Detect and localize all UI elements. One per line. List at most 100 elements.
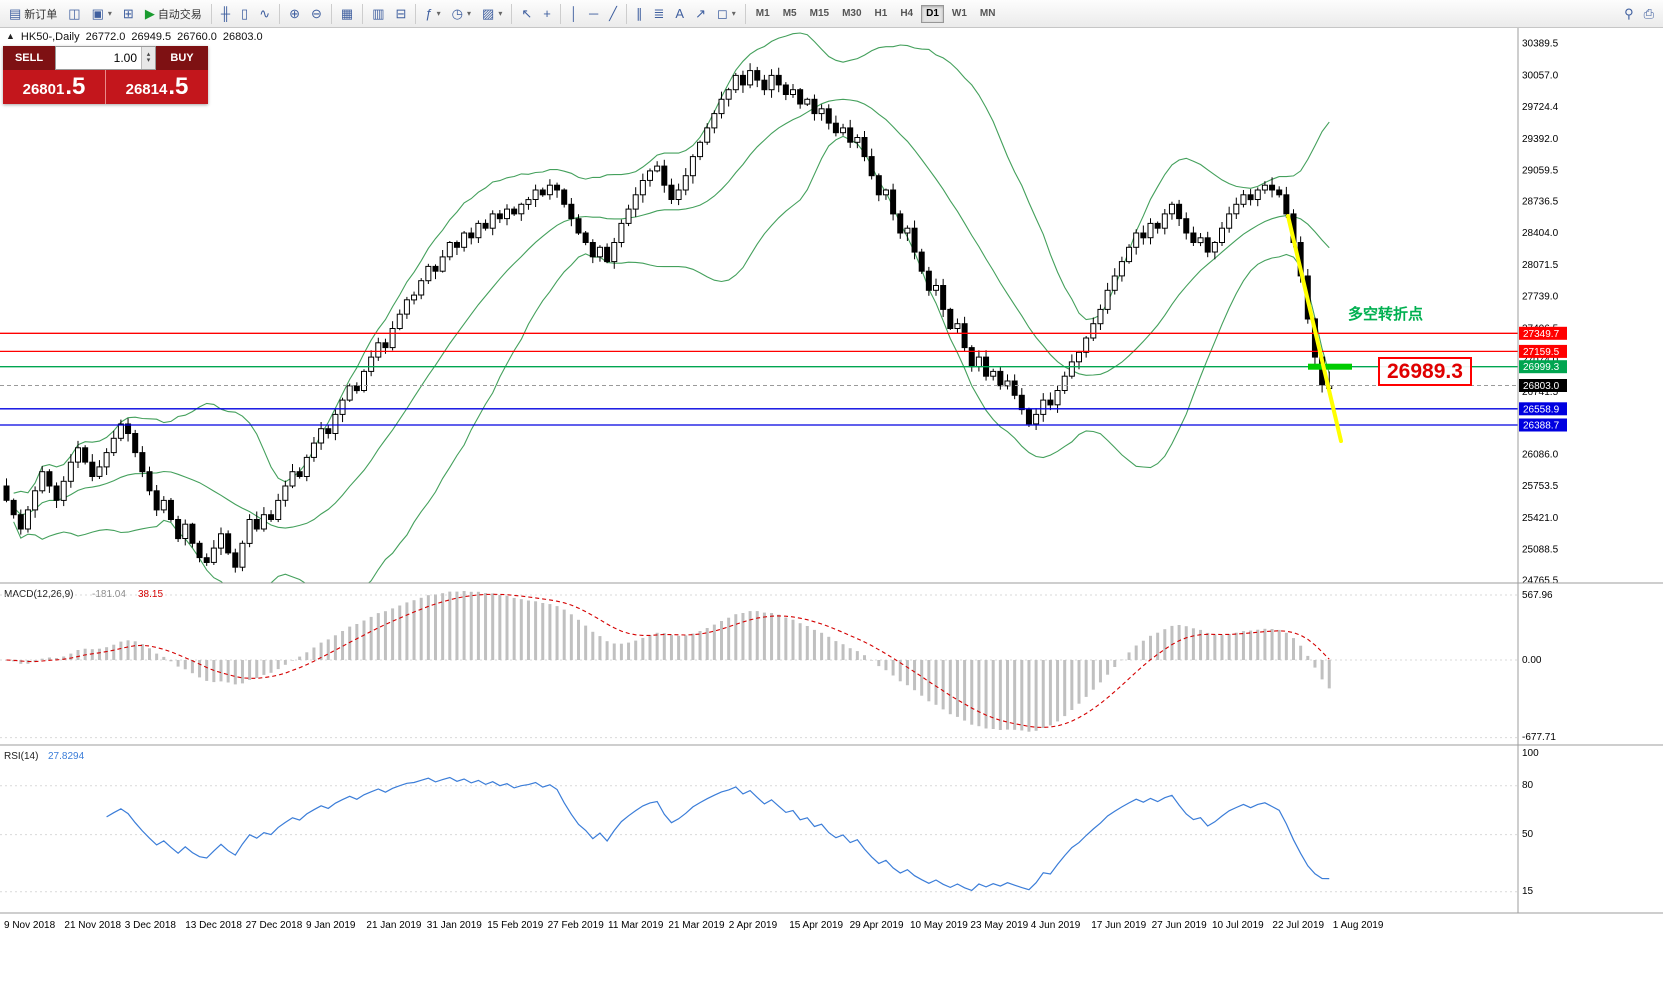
- buy-price[interactable]: 26814 .5: [106, 70, 208, 104]
- macd-histogram-bar: [205, 660, 209, 681]
- bear-candle: [554, 184, 561, 191]
- y-axis-tick-label: 28404.0: [1522, 228, 1559, 239]
- bear-candle: [353, 385, 360, 392]
- bull-candle: [718, 98, 725, 115]
- timeframe-m15-button[interactable]: M15: [805, 5, 834, 23]
- bull-candle: [1261, 184, 1268, 191]
- bull-candle: [904, 227, 911, 234]
- candlestick-mode-button[interactable]: ▯: [236, 3, 253, 25]
- level-highlight-segment[interactable]: [1308, 363, 1352, 370]
- bear-candle: [897, 213, 904, 234]
- bull-candle: [39, 471, 46, 492]
- profiles-button[interactable]: ▣ ▾: [87, 3, 117, 25]
- macd-histogram-bar: [319, 642, 323, 660]
- volume-value[interactable]: 1.00: [113, 51, 137, 65]
- bull-candle: [747, 70, 754, 86]
- macd-histogram-bar: [1249, 630, 1253, 660]
- price-callout-label[interactable]: 26989.3: [1378, 357, 1472, 386]
- bull-candle: [647, 170, 653, 181]
- bear-candle: [153, 490, 160, 511]
- macd-histogram-bar: [476, 591, 480, 660]
- cursor-button[interactable]: ↖: [516, 3, 537, 25]
- horizontal-line-button[interactable]: ─: [584, 3, 603, 25]
- timeframe-w1-button[interactable]: W1: [947, 5, 972, 23]
- chart-canvas[interactable]: MACD(12,26,9) -181.04 38.15 RSI(14) 27.8…: [0, 28, 1663, 995]
- bull-candle: [1233, 203, 1240, 215]
- macd-histogram-bar: [820, 632, 824, 660]
- new-order-button[interactable]: ▤ 新订单: [4, 3, 62, 25]
- fibonacci-button[interactable]: ≣: [649, 3, 670, 25]
- market-watch-button[interactable]: ⊞: [118, 3, 139, 25]
- line-chart-mode-button[interactable]: ∿: [254, 3, 275, 25]
- macd-histogram-bar: [426, 595, 430, 660]
- arrow-tool-button[interactable]: ↗: [690, 3, 711, 25]
- bull-candle: [1168, 203, 1175, 215]
- timeframe-h1-button[interactable]: H1: [870, 5, 893, 23]
- sell-price[interactable]: 26801 .5: [3, 70, 106, 104]
- bull-candle: [1133, 232, 1140, 248]
- price-scale[interactable]: 30389.5 30057.0 29724.4 29392.0 29059.5 28736…: [1519, 39, 1567, 898]
- macd-histogram-bar: [1006, 660, 1009, 730]
- timeframe-h4-button[interactable]: H4: [895, 5, 918, 23]
- bear-candle: [940, 285, 947, 310]
- macd-title: MACD(12,26,9): [4, 589, 73, 600]
- tile-windows-icon: ▦: [340, 6, 354, 21]
- dropdown-caret-icon[interactable]: ▾: [107, 9, 112, 18]
- symbol-period-label: HK50-,Daily: [20, 31, 80, 43]
- text-icon: A: [675, 6, 685, 21]
- dropdown-caret-icon[interactable]: ▾: [436, 9, 441, 18]
- crosshair-button[interactable]: +: [538, 3, 556, 25]
- chart-windows-button[interactable]: ◫: [63, 3, 85, 25]
- dropdown-caret-icon[interactable]: ▾: [498, 9, 503, 18]
- macd-histogram-bar: [1013, 660, 1017, 730]
- trendline-button[interactable]: ╱: [604, 3, 622, 25]
- timeframe-m5-button[interactable]: M5: [778, 5, 802, 23]
- autotrading-button[interactable]: ▶ 自动交易: [140, 3, 207, 25]
- bull-candle: [632, 194, 639, 210]
- bear-candle: [167, 499, 174, 520]
- y-axis-tick-label: 24765.5: [1522, 576, 1559, 587]
- volume-spinner[interactable]: ▴ ▾: [141, 47, 155, 69]
- x-axis-label: 2 Apr 2019: [729, 920, 778, 931]
- time-axis[interactable]: 9 Nov 2018 21 Nov 2018 3 Dec 2018 13 Dec 20…: [4, 920, 1384, 931]
- timeframe-mn-button[interactable]: MN: [975, 5, 1001, 23]
- dropdown-caret-icon[interactable]: ▾: [467, 9, 472, 18]
- periods-button[interactable]: ◷ ▾: [447, 3, 476, 25]
- macd-histogram-bar: [369, 616, 373, 660]
- arrange-windows-button[interactable]: ▥: [367, 3, 389, 25]
- macd-histogram-bar: [348, 626, 352, 660]
- sell-button[interactable]: SELL: [3, 46, 55, 70]
- timeframe-m30-button[interactable]: M30: [837, 5, 866, 23]
- buy-button[interactable]: BUY: [156, 46, 208, 70]
- channel-button[interactable]: ∥: [631, 3, 648, 25]
- spinner-down-icon[interactable]: ▾: [146, 57, 151, 64]
- templates-button[interactable]: ▨ ▾: [477, 3, 507, 25]
- vertical-line-button[interactable]: │: [565, 3, 583, 25]
- tile-windows-button[interactable]: ▦: [336, 3, 358, 25]
- macd-histogram-bar: [605, 641, 609, 660]
- bear-candle: [46, 471, 53, 487]
- x-axis-label: 11 Mar 2019: [608, 920, 664, 931]
- search-button[interactable]: ⚲: [1619, 3, 1639, 25]
- indicators-button[interactable]: ƒ ▾: [420, 3, 445, 25]
- dropdown-caret-icon[interactable]: ▾: [731, 9, 736, 18]
- one-click-trading-panel: SELL 1.00 ▴ ▾ BUY 26801 .5 26814 .5: [3, 46, 208, 104]
- bar-chart-mode-button[interactable]: ╫: [216, 3, 235, 25]
- macd-histogram-bar: [948, 660, 952, 715]
- yellow-trendline[interactable]: [1286, 214, 1343, 443]
- spinner-up-icon[interactable]: ▴: [146, 51, 151, 58]
- zoom-out-button[interactable]: ⊖: [306, 3, 327, 25]
- text-button[interactable]: A: [670, 3, 689, 25]
- timeframe-d1-button[interactable]: D1: [921, 4, 944, 23]
- bear-candle: [268, 514, 275, 521]
- print-button[interactable]: ⎙: [1639, 3, 1659, 25]
- zoom-in-button[interactable]: ⊕: [284, 3, 305, 25]
- shift-chart-button[interactable]: ⊟: [391, 3, 412, 25]
- volume-stepper[interactable]: 1.00 ▴ ▾: [55, 46, 156, 70]
- timeframe-m1-button[interactable]: M1: [751, 5, 775, 23]
- shapes-button[interactable]: ◻ ▾: [712, 3, 741, 25]
- bull-bear-turning-point-label[interactable]: 多空转折点: [1348, 306, 1424, 323]
- timeframe-toolbar: M1 M5 M15 M30 H1 H4 D1 W1 MN: [750, 4, 1002, 23]
- macd-histogram-bar: [491, 593, 495, 660]
- macd-histogram-bar: [555, 606, 559, 660]
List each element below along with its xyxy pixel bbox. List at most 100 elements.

Work instructions → Extract every line above word for word, leaving out the pictures.

Exercise answer →
Detect and localize all UI elements. One per line. List at most 100 elements.
- buy-price[interactable]: 26814 .5: [106, 70, 208, 104]
- macd-histogram-bar: [205, 660, 209, 681]
- bear-candle: [554, 184, 561, 191]
- y-axis-tick-label: 28404.0: [1522, 228, 1559, 239]
- bear-candle: [353, 385, 360, 392]
- bull-candle: [718, 98, 725, 115]
- timeframe-m15-button[interactable]: M15: [805, 5, 834, 23]
- bull-candle: [1261, 184, 1268, 191]
- bull-candle: [904, 227, 911, 234]
- candlestick-mode-button[interactable]: ▯: [236, 3, 253, 25]
- level-highlight-segment[interactable]: [1308, 363, 1352, 370]
- bear-candle: [897, 213, 904, 234]
- bull-candle: [39, 471, 46, 492]
- profiles-button[interactable]: ▣ ▾: [87, 3, 117, 25]
- macd-histogram-bar: [319, 642, 323, 660]
- volume-value[interactable]: 1.00: [113, 51, 137, 65]
- bull-candle: [747, 70, 754, 86]
- macd-histogram-bar: [1249, 630, 1253, 660]
- price-callout-label[interactable]: 26989.3: [1378, 357, 1472, 386]
- bull-candle: [647, 170, 653, 181]
- bear-candle: [153, 490, 160, 511]
- macd-histogram-bar: [476, 591, 480, 660]
- cursor-button[interactable]: ↖: [516, 3, 537, 25]
- horizontal-line-button[interactable]: ─: [584, 3, 603, 25]
- timeframe-w1-button[interactable]: W1: [947, 5, 972, 23]
- chart-canvas[interactable]: MACD(12,26,9) -181.04 38.15 RSI(14) 27.8…: [0, 28, 1663, 995]
- bull-candle: [1233, 203, 1240, 215]
- macd-histogram-bar: [820, 632, 824, 660]
- new-order-button[interactable]: ▤ 新订单: [4, 3, 62, 25]
- fibonacci-button[interactable]: ≣: [649, 3, 670, 25]
- market-watch-button[interactable]: ⊞: [118, 3, 139, 25]
- line-chart-mode-button[interactable]: ∿: [254, 3, 275, 25]
- macd-histogram-bar: [426, 595, 430, 660]
- arrow-tool-button[interactable]: ↗: [690, 3, 711, 25]
- bull-candle: [1168, 203, 1175, 215]
- timeframe-h1-button[interactable]: H1: [870, 5, 893, 23]
- sell-price[interactable]: 26801 .5: [3, 70, 106, 104]
- bull-candle: [1133, 232, 1140, 248]
- price-scale[interactable]: 30389.5 30057.0 29724.4 29392.0 29059.5 28736…: [1519, 39, 1567, 898]
- macd-histogram-bar: [1006, 660, 1009, 730]
- timeframe-h4-button[interactable]: H4: [895, 5, 918, 23]
- bear-candle: [940, 285, 947, 310]
- macd-title: MACD(12,26,9): [4, 589, 73, 600]
- tile-windows-icon: ▦: [340, 6, 354, 21]
- dropdown-caret-icon[interactable]: ▾: [107, 9, 112, 18]
- symbol-period-label: HK50-,Daily: [20, 31, 80, 43]
- text-icon: A: [675, 6, 685, 21]
- dropdown-caret-icon[interactable]: ▾: [436, 9, 441, 18]
- crosshair-button[interactable]: +: [538, 3, 556, 25]
- chart-windows-button[interactable]: ◫: [63, 3, 85, 25]
- dropdown-caret-icon[interactable]: ▾: [498, 9, 503, 18]
- macd-histogram-bar: [1013, 660, 1017, 730]
- trendline-button[interactable]: ╱: [604, 3, 622, 25]
- timeframe-m5-button[interactable]: M5: [778, 5, 802, 23]
- autotrading-button[interactable]: ▶ 自动交易: [140, 3, 207, 25]
- bull-candle: [632, 194, 639, 210]
- bear-candle: [167, 499, 174, 520]
- y-axis-tick-label: 24765.5: [1522, 576, 1559, 587]
- volume-spinner[interactable]: ▴ ▾: [141, 47, 155, 69]
- x-axis-label: 2 Apr 2019: [729, 920, 778, 931]
- time-axis[interactable]: 9 Nov 2018 21 Nov 2018 3 Dec 2018 13 Dec 20…: [4, 920, 1384, 931]
- timeframe-mn-button[interactable]: MN: [975, 5, 1001, 23]
- dropdown-caret-icon[interactable]: ▾: [467, 9, 472, 18]
- periods-button[interactable]: ◷ ▾: [447, 3, 476, 25]
- macd-histogram-bar: [369, 616, 373, 660]
- arrange-windows-button[interactable]: ▥: [367, 3, 389, 25]
- macd-histogram-bar: [348, 626, 352, 660]
- sell-button[interactable]: SELL: [3, 46, 55, 70]
- timeframe-m30-button[interactable]: M30: [837, 5, 866, 23]
- buy-button[interactable]: BUY: [156, 46, 208, 70]
- channel-button[interactable]: ∥: [631, 3, 648, 25]
- spinner-down-icon[interactable]: ▾: [146, 57, 151, 64]
- templates-button[interactable]: ▨ ▾: [477, 3, 507, 25]
- vertical-line-button[interactable]: │: [565, 3, 583, 25]
- tile-windows-button[interactable]: ▦: [336, 3, 358, 25]
- macd-histogram-bar: [605, 641, 609, 660]
- bear-candle: [46, 471, 53, 487]
- x-axis-label: 11 Mar 2019: [608, 920, 664, 931]
- search-button[interactable]: ⚲: [1619, 3, 1639, 25]
- indicators-button[interactable]: ƒ ▾: [420, 3, 445, 25]
- dropdown-caret-icon[interactable]: ▾: [731, 9, 736, 18]
- one-click-trading-panel: SELL 1.00 ▴ ▾ BUY 26801 .5 26814 .5: [3, 46, 208, 104]
- bar-chart-mode-button[interactable]: ╫: [216, 3, 235, 25]
- macd-histogram-bar: [948, 660, 952, 715]
- yellow-trendline[interactable]: [1286, 214, 1343, 443]
- spinner-up-icon[interactable]: ▴: [146, 51, 151, 58]
- zoom-out-button[interactable]: ⊖: [306, 3, 327, 25]
- text-button[interactable]: A: [670, 3, 689, 25]
- timeframe-d1-button[interactable]: D1: [921, 4, 944, 23]
- bear-candle: [268, 514, 275, 521]
- print-button[interactable]: ⎙: [1639, 3, 1659, 25]
- zoom-in-button[interactable]: ⊕: [284, 3, 305, 25]
- shift-chart-button[interactable]: ⊟: [391, 3, 412, 25]
- volume-stepper[interactable]: 1.00 ▴ ▾: [55, 46, 156, 70]
- timeframe-m1-button[interactable]: M1: [751, 5, 775, 23]
- shapes-button[interactable]: ◻ ▾: [712, 3, 741, 25]
- bull-bear-turning-point-label[interactable]: 多空转折点: [1348, 306, 1424, 323]
- timeframe-toolbar: M1 M5 M15 M30 H1 H4 D1 W1 MN: [750, 4, 1002, 23]
- macd-histogram-bar: [491, 593, 495, 660]
- macd-histogram-bar: [555, 606, 559, 660]
List each element below along with its xyxy pixel bbox. List at most 100 elements.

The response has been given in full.